■ EXTRACTED DATA
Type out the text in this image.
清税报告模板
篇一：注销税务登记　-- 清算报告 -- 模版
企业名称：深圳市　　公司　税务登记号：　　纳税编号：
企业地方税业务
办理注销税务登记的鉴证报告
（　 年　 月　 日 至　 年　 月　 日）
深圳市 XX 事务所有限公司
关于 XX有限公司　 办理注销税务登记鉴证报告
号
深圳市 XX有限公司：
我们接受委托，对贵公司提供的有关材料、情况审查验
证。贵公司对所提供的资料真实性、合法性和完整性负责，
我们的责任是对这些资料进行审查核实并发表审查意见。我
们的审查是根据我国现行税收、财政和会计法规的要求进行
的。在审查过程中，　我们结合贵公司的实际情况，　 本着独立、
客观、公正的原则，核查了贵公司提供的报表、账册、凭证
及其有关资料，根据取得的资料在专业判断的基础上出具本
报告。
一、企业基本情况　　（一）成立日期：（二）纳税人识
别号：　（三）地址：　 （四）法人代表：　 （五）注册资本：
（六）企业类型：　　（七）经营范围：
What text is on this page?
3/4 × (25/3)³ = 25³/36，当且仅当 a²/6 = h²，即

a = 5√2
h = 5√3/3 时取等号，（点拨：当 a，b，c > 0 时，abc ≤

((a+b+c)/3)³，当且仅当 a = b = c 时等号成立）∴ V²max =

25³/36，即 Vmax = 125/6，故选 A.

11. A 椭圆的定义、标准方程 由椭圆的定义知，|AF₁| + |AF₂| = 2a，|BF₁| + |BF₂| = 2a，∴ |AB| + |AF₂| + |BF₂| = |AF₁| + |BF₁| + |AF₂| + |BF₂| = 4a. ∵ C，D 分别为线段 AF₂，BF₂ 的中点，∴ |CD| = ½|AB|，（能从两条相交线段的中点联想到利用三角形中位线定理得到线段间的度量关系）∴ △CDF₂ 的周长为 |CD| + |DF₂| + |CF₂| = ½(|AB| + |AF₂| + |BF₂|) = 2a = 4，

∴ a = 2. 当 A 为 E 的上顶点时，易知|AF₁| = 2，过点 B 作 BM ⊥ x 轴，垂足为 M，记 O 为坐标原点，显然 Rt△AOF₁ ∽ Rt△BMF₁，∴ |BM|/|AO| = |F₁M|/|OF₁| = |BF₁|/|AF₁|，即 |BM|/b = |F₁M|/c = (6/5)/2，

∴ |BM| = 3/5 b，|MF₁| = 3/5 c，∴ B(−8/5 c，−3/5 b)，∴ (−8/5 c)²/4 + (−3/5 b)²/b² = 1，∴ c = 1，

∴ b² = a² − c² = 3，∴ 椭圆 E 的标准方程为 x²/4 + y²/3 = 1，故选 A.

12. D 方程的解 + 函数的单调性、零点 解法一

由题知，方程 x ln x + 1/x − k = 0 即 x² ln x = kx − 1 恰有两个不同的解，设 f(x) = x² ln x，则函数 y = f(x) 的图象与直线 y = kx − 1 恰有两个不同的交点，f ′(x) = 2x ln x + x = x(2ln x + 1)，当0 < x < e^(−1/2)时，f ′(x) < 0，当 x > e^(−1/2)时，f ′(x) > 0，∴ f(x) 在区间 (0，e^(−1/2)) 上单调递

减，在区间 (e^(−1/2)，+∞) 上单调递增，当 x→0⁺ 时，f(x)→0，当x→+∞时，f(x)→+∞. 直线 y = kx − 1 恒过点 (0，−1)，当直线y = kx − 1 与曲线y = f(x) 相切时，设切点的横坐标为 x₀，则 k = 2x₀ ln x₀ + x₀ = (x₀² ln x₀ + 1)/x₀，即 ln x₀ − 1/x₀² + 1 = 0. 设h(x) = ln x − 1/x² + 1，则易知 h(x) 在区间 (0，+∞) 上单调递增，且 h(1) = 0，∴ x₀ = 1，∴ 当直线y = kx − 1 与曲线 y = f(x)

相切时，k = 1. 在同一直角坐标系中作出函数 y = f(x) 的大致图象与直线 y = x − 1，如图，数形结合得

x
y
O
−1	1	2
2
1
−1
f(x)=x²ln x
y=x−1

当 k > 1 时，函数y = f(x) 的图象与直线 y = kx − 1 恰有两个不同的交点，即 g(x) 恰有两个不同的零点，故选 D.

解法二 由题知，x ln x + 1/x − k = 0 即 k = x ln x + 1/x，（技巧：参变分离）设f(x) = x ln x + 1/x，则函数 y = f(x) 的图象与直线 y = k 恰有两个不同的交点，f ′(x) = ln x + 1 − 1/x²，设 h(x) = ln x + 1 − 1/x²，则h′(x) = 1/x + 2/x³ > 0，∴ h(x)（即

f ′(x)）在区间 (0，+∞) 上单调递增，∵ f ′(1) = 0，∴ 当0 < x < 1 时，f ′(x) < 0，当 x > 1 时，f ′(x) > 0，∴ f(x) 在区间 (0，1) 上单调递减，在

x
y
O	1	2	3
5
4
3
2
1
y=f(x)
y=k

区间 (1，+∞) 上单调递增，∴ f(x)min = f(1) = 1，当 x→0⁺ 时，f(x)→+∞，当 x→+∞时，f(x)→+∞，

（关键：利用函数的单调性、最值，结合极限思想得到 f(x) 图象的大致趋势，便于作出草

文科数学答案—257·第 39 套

■ DESCRIPTION OF THE TASK
Restate the data above word for word, please.

■ EXERCISE RESPONSE
Type out the text in this image.
清税报告模板
篇一：注销税务登记　-- 清算报告 -- 模版
企业名称：深圳市　　公司　税务登记号：　　纳税编号：
企业地方税业务
办理注销税务登记的鉴证报告
（　 年　 月　 日 至　 年　 月　 日）
深圳市 XX 事务所有限公司
关于 XX有限公司　 办理注销税务登记鉴证报告
号
深圳市 XX有限公司：
我们接受委托，对贵公司提供的有关材料、情况审查验
证。贵公司对所提供的资料真实性、合法性和完整性负责，
我们的责任是对这些资料进行审查核实并发表审查意见。我
们的审查是根据我国现行税收、财政和会计法规的要求进行
的。在审查过程中，　我们结合贵公司的实际情况，　 本着独立、
客观、公正的原则，核查了贵公司提供的报表、账册、凭证
及其有关资料，根据取得的资料在专业判断的基础上出具本
报告。
一、企业基本情况　　（一）成立日期：（二）纳税人识
别号：　（三）地址：　 （四）法人代表：　 （五）注册资本：
（六）企业类型：　　（七）经营范围：
What text is on this page?
3/4 × (25/3)³ = 25³/36，当且仅当 a²/6 = h²，即

a = 5√2
h = 5√3/3 时取等号，（点拨：当 a，b，c > 0 时，abc ≤

((a+b+c)/3)³，当且仅当 a = b = c 时等号成立）∴ V²max =

25³/36，即 Vmax = 125/6，故选 A.

11. A 椭圆的定义、标准方程 由椭圆的定义知，|AF₁| + |AF₂| = 2a，|BF₁| + |BF₂| = 2a，∴ |AB| + |AF₂| + |BF₂| = |AF₁| + |BF₁| + |AF₂| + |BF₂| = 4a. ∵ C，D 分别为线段 AF₂，BF₂ 的中点，∴ |CD| = ½|AB|，（能从两条相交线段的中点联想到利用三角形中位线定理得到线段间的度量关系）∴ △CDF₂ 的周长为 |CD| + |DF₂| + |CF₂| = ½(|AB| + |AF₂| + |BF₂|) = 2a = 4，

∴ a = 2. 当 A 为 E 的上顶点时，易知|AF₁| = 2，过点 B 作 BM ⊥ x 轴，垂足为 M，记 O 为坐标原点，显然 Rt△AOF₁ ∽ Rt△BMF₁，∴ |BM|/|AO| = |F₁M|/|OF₁| = |BF₁|/|AF₁|，即 |BM|/b = |F₁M|/c = (6/5)/2，

∴ |BM| = 3/5 b，|MF₁| = 3/5 c，∴ B(−8/5 c，−3/5 b)，∴ (−8/5 c)²/4 + (−3/5 b)²/b² = 1，∴ c = 1，

∴ b² = a² − c² = 3，∴ 椭圆 E 的标准方程为 x²/4 + y²/3 = 1，故选 A.

12. D 方程的解 + 函数的单调性、零点 解法一

由题知，方程 x ln x + 1/x − k = 0 即 x² ln x = kx − 1 恰有两个不同的解，设 f(x) = x² ln x，则函数 y = f(x) 的图象与直线 y = kx − 1 恰有两个不同的交点，f ′(x) = 2x ln x + x = x(2ln x + 1)，当0 < x < e^(−1/2)时，f ′(x) < 0，当 x > e^(−1/2)时，f ′(x) > 0，∴ f(x) 在区间 (0，e^(−1/2)) 上单调递

减，在区间 (e^(−1/2)，+∞) 上单调递增，当 x→0⁺ 时，f(x)→0，当x→+∞时，f(x)→+∞. 直线 y = kx − 1 恒过点 (0，−1)，当直线y = kx − 1 与曲线y = f(x) 相切时，设切点的横坐标为 x₀，则 k = 2x₀ ln x₀ + x₀ = (x₀² ln x₀ + 1)/x₀，即 ln x₀ − 1/x₀² + 1 = 0. 设h(x) = ln x − 1/x² + 1，则易知 h(x) 在区间 (0，+∞) 上单调递增，且 h(1) = 0，∴ x₀ = 1，∴ 当直线y = kx − 1 与曲线 y = f(x)

相切时，k = 1. 在同一直角坐标系中作出函数 y = f(x) 的大致图象与直线 y = x − 1，如图，数形结合得

x
y
O
−1	1	2
2
1
−1
f(x)=x²ln x
y=x−1

当 k > 1 时，函数y = f(x) 的图象与直线 y = kx − 1 恰有两个不同的交点，即 g(x) 恰有两个不同的零点，故选 D.

解法二 由题知，x ln x + 1/x − k = 0 即 k = x ln x + 1/x，（技巧：参变分离）设f(x) = x ln x + 1/x，则函数 y = f(x) 的图象与直线 y = k 恰有两个不同的交点，f ′(x) = ln x + 1 − 1/x²，设 h(x) = ln x + 1 − 1/x²，则h′(x) = 1/x + 2/x³ > 0，∴ h(x)（即

f ′(x)）在区间 (0，+∞) 上单调递增，∵ f ′(1) = 0，∴ 当0 < x < 1 时，f ′(x) < 0，当 x > 1 时，f ′(x) > 0，∴ f(x) 在区间 (0，1) 上单调递减，在

x
y
O	1	2	3
5
4
3
2
1
y=f(x)
y=k

区间 (1，+∞) 上单调递增，∴ f(x)min = f(1) = 1，当 x→0⁺ 时，f(x)→+∞，当 x→+∞时，f(x)→+∞，

（关键：利用函数的单调性、最值，结合极限思想得到 f(x) 图象的大致趋势，便于作出草

文科数学答案—257·第 39 套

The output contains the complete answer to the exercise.